### TASK INSTRUCTIONS:
In the listing below, locate the lines that hold "color" and copy them.

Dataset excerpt
━━━━━━━━━━━━━━━━

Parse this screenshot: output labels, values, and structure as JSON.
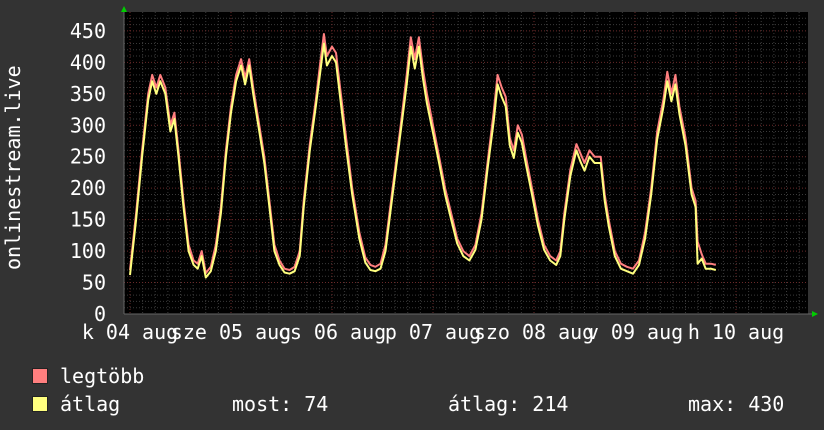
{
  "chart_data": {
    "type": "line",
    "ylabel": "onlinestream.live",
    "ylim": [
      0,
      480
    ],
    "yticks": [
      0,
      50,
      100,
      150,
      200,
      250,
      300,
      350,
      400,
      450
    ],
    "xlim": [
      0,
      7
    ],
    "x_ticks": [
      {
        "label": "k 04 aug",
        "x": 0.0
      },
      {
        "label": "sze 05 aug",
        "x": 1.0
      },
      {
        "label": "cs 06 aug",
        "x": 2.0
      },
      {
        "label": "p 07 aug",
        "x": 3.0
      },
      {
        "label": "szo 08 aug",
        "x": 4.0
      },
      {
        "label": "v 09 aug",
        "x": 5.0
      },
      {
        "label": "h 10 aug",
        "x": 6.0
      }
    ],
    "grid": true,
    "series": [
      {
        "name": "legtöbb",
        "color": "#ff7f7f",
        "points": [
          [
            0.0,
            70
          ],
          [
            0.06,
            160
          ],
          [
            0.12,
            260
          ],
          [
            0.18,
            350
          ],
          [
            0.22,
            380
          ],
          [
            0.26,
            360
          ],
          [
            0.3,
            380
          ],
          [
            0.35,
            360
          ],
          [
            0.4,
            300
          ],
          [
            0.44,
            320
          ],
          [
            0.48,
            260
          ],
          [
            0.53,
            180
          ],
          [
            0.58,
            110
          ],
          [
            0.63,
            85
          ],
          [
            0.67,
            80
          ],
          [
            0.71,
            100
          ],
          [
            0.75,
            65
          ],
          [
            0.8,
            75
          ],
          [
            0.85,
            110
          ],
          [
            0.9,
            170
          ],
          [
            0.95,
            260
          ],
          [
            1.0,
            330
          ],
          [
            1.05,
            380
          ],
          [
            1.1,
            405
          ],
          [
            1.14,
            375
          ],
          [
            1.18,
            405
          ],
          [
            1.22,
            360
          ],
          [
            1.28,
            300
          ],
          [
            1.33,
            250
          ],
          [
            1.38,
            180
          ],
          [
            1.43,
            110
          ],
          [
            1.48,
            85
          ],
          [
            1.53,
            72
          ],
          [
            1.58,
            70
          ],
          [
            1.63,
            75
          ],
          [
            1.68,
            100
          ],
          [
            1.72,
            180
          ],
          [
            1.78,
            270
          ],
          [
            1.84,
            340
          ],
          [
            1.88,
            395
          ],
          [
            1.92,
            445
          ],
          [
            1.95,
            410
          ],
          [
            2.0,
            425
          ],
          [
            2.04,
            415
          ],
          [
            2.08,
            360
          ],
          [
            2.14,
            280
          ],
          [
            2.2,
            200
          ],
          [
            2.27,
            130
          ],
          [
            2.33,
            90
          ],
          [
            2.38,
            78
          ],
          [
            2.43,
            75
          ],
          [
            2.48,
            80
          ],
          [
            2.53,
            110
          ],
          [
            2.6,
            200
          ],
          [
            2.68,
            300
          ],
          [
            2.74,
            380
          ],
          [
            2.78,
            440
          ],
          [
            2.82,
            405
          ],
          [
            2.86,
            440
          ],
          [
            2.9,
            390
          ],
          [
            2.94,
            350
          ],
          [
            3.0,
            300
          ],
          [
            3.06,
            250
          ],
          [
            3.12,
            200
          ],
          [
            3.18,
            160
          ],
          [
            3.24,
            120
          ],
          [
            3.3,
            100
          ],
          [
            3.36,
            92
          ],
          [
            3.42,
            110
          ],
          [
            3.48,
            160
          ],
          [
            3.54,
            240
          ],
          [
            3.6,
            320
          ],
          [
            3.64,
            380
          ],
          [
            3.68,
            360
          ],
          [
            3.72,
            345
          ],
          [
            3.76,
            280
          ],
          [
            3.8,
            260
          ],
          [
            3.84,
            300
          ],
          [
            3.88,
            285
          ],
          [
            3.92,
            250
          ],
          [
            3.98,
            200
          ],
          [
            4.04,
            150
          ],
          [
            4.1,
            110
          ],
          [
            4.16,
            92
          ],
          [
            4.22,
            85
          ],
          [
            4.26,
            100
          ],
          [
            4.3,
            160
          ],
          [
            4.36,
            230
          ],
          [
            4.42,
            270
          ],
          [
            4.46,
            255
          ],
          [
            4.5,
            240
          ],
          [
            4.55,
            260
          ],
          [
            4.6,
            250
          ],
          [
            4.66,
            250
          ],
          [
            4.7,
            190
          ],
          [
            4.74,
            150
          ],
          [
            4.8,
            100
          ],
          [
            4.86,
            80
          ],
          [
            4.92,
            75
          ],
          [
            4.98,
            72
          ],
          [
            5.04,
            85
          ],
          [
            5.1,
            130
          ],
          [
            5.16,
            200
          ],
          [
            5.22,
            290
          ],
          [
            5.28,
            340
          ],
          [
            5.32,
            385
          ],
          [
            5.36,
            350
          ],
          [
            5.4,
            380
          ],
          [
            5.44,
            330
          ],
          [
            5.5,
            280
          ],
          [
            5.56,
            200
          ],
          [
            5.6,
            180
          ],
          [
            5.62,
            115
          ],
          [
            5.66,
            95
          ],
          [
            5.7,
            80
          ],
          [
            5.75,
            80
          ],
          [
            5.8,
            78
          ]
        ]
      },
      {
        "name": "átlag",
        "color": "#ffff7f",
        "points": [
          [
            0.0,
            62
          ],
          [
            0.06,
            150
          ],
          [
            0.12,
            250
          ],
          [
            0.18,
            340
          ],
          [
            0.22,
            370
          ],
          [
            0.26,
            350
          ],
          [
            0.3,
            370
          ],
          [
            0.35,
            350
          ],
          [
            0.4,
            290
          ],
          [
            0.44,
            310
          ],
          [
            0.48,
            250
          ],
          [
            0.53,
            170
          ],
          [
            0.58,
            100
          ],
          [
            0.63,
            78
          ],
          [
            0.67,
            72
          ],
          [
            0.71,
            92
          ],
          [
            0.75,
            58
          ],
          [
            0.8,
            68
          ],
          [
            0.85,
            100
          ],
          [
            0.9,
            160
          ],
          [
            0.95,
            250
          ],
          [
            1.0,
            320
          ],
          [
            1.05,
            370
          ],
          [
            1.1,
            395
          ],
          [
            1.14,
            365
          ],
          [
            1.18,
            395
          ],
          [
            1.22,
            350
          ],
          [
            1.28,
            290
          ],
          [
            1.33,
            240
          ],
          [
            1.38,
            170
          ],
          [
            1.43,
            100
          ],
          [
            1.48,
            78
          ],
          [
            1.53,
            66
          ],
          [
            1.58,
            64
          ],
          [
            1.63,
            68
          ],
          [
            1.68,
            92
          ],
          [
            1.72,
            170
          ],
          [
            1.78,
            260
          ],
          [
            1.84,
            330
          ],
          [
            1.88,
            380
          ],
          [
            1.92,
            430
          ],
          [
            1.95,
            395
          ],
          [
            2.0,
            410
          ],
          [
            2.04,
            400
          ],
          [
            2.08,
            345
          ],
          [
            2.14,
            265
          ],
          [
            2.2,
            190
          ],
          [
            2.27,
            120
          ],
          [
            2.33,
            82
          ],
          [
            2.38,
            70
          ],
          [
            2.43,
            68
          ],
          [
            2.48,
            72
          ],
          [
            2.53,
            100
          ],
          [
            2.6,
            190
          ],
          [
            2.68,
            290
          ],
          [
            2.74,
            365
          ],
          [
            2.78,
            425
          ],
          [
            2.82,
            390
          ],
          [
            2.86,
            425
          ],
          [
            2.9,
            375
          ],
          [
            2.94,
            335
          ],
          [
            3.0,
            288
          ],
          [
            3.06,
            240
          ],
          [
            3.12,
            190
          ],
          [
            3.18,
            150
          ],
          [
            3.24,
            112
          ],
          [
            3.3,
            92
          ],
          [
            3.36,
            85
          ],
          [
            3.42,
            102
          ],
          [
            3.48,
            150
          ],
          [
            3.54,
            230
          ],
          [
            3.6,
            305
          ],
          [
            3.64,
            365
          ],
          [
            3.68,
            345
          ],
          [
            3.72,
            330
          ],
          [
            3.76,
            268
          ],
          [
            3.8,
            248
          ],
          [
            3.84,
            288
          ],
          [
            3.88,
            272
          ],
          [
            3.92,
            238
          ],
          [
            3.98,
            190
          ],
          [
            4.04,
            140
          ],
          [
            4.1,
            102
          ],
          [
            4.16,
            85
          ],
          [
            4.22,
            78
          ],
          [
            4.26,
            92
          ],
          [
            4.3,
            150
          ],
          [
            4.36,
            220
          ],
          [
            4.42,
            260
          ],
          [
            4.46,
            242
          ],
          [
            4.5,
            228
          ],
          [
            4.55,
            250
          ],
          [
            4.6,
            240
          ],
          [
            4.66,
            240
          ],
          [
            4.7,
            180
          ],
          [
            4.74,
            140
          ],
          [
            4.8,
            92
          ],
          [
            4.86,
            72
          ],
          [
            4.92,
            68
          ],
          [
            4.98,
            64
          ],
          [
            5.04,
            78
          ],
          [
            5.1,
            120
          ],
          [
            5.16,
            190
          ],
          [
            5.22,
            278
          ],
          [
            5.28,
            328
          ],
          [
            5.32,
            370
          ],
          [
            5.36,
            338
          ],
          [
            5.4,
            365
          ],
          [
            5.44,
            318
          ],
          [
            5.5,
            268
          ],
          [
            5.56,
            190
          ],
          [
            5.6,
            170
          ],
          [
            5.62,
            80
          ],
          [
            5.66,
            88
          ],
          [
            5.7,
            72
          ],
          [
            5.75,
            72
          ],
          [
            5.8,
            70
          ]
        ]
      }
    ]
  },
  "legend": {
    "items": [
      {
        "label": "legtöbb",
        "color": "#ff7f7f"
      },
      {
        "label": "átlag",
        "color": "#ffff7f"
      }
    ],
    "stats": {
      "now_label": "most: 74",
      "avg_label": "átlag: 214",
      "max_label": "max: 430"
    }
  }
}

━━━━━━━━━━━━━━━━

### ANSWER:
        "color": "#ff7f7f",
        "color": "#ffff7f",
        "color": "#ff7f7f"
        "color": "#ffff7f"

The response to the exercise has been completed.